### TASK INPUTS ###
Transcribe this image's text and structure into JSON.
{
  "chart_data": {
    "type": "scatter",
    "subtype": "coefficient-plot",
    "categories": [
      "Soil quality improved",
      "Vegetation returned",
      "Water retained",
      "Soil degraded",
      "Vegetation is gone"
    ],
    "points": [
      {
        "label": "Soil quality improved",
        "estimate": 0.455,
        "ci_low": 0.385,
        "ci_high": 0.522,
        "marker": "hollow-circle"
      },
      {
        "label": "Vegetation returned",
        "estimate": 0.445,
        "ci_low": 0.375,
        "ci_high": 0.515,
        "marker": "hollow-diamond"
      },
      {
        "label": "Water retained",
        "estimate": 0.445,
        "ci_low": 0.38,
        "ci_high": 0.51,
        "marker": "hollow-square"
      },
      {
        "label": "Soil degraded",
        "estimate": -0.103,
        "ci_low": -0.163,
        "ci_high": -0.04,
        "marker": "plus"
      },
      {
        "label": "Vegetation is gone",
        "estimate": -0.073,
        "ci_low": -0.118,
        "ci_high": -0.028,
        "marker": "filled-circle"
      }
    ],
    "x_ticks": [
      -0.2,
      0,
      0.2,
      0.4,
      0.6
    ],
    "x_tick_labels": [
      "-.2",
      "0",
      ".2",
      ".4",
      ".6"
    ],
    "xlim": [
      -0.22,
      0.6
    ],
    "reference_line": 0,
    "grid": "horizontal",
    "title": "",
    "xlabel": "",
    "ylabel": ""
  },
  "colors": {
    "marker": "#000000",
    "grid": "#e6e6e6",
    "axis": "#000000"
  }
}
###
### TASK INPUTS ###
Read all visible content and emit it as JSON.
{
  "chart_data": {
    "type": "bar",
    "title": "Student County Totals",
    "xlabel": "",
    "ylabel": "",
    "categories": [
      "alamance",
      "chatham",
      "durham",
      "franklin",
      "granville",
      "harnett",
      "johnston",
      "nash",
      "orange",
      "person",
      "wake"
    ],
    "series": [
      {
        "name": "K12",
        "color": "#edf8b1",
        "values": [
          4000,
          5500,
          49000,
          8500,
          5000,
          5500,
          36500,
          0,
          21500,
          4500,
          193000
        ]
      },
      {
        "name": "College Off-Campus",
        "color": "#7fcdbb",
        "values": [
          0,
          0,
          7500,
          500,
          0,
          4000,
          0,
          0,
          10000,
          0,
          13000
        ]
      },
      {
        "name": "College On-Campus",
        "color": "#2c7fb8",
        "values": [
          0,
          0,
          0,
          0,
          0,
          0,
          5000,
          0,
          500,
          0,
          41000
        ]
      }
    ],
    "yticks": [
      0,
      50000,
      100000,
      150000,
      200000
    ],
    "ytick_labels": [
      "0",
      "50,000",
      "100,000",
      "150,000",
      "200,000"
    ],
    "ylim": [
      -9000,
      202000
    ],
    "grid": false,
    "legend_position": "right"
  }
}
###
WRITTEN PROBLEM - Using the listing above, return all lines where the word "marker" occurs.

FINAL RESULT -
        "marker": "hollow-circle"
        "marker": "hollow-diamond"
        "marker": "hollow-square"
        "marker": "plus"
        "marker": "filled-circle"
    "marker": "#000000",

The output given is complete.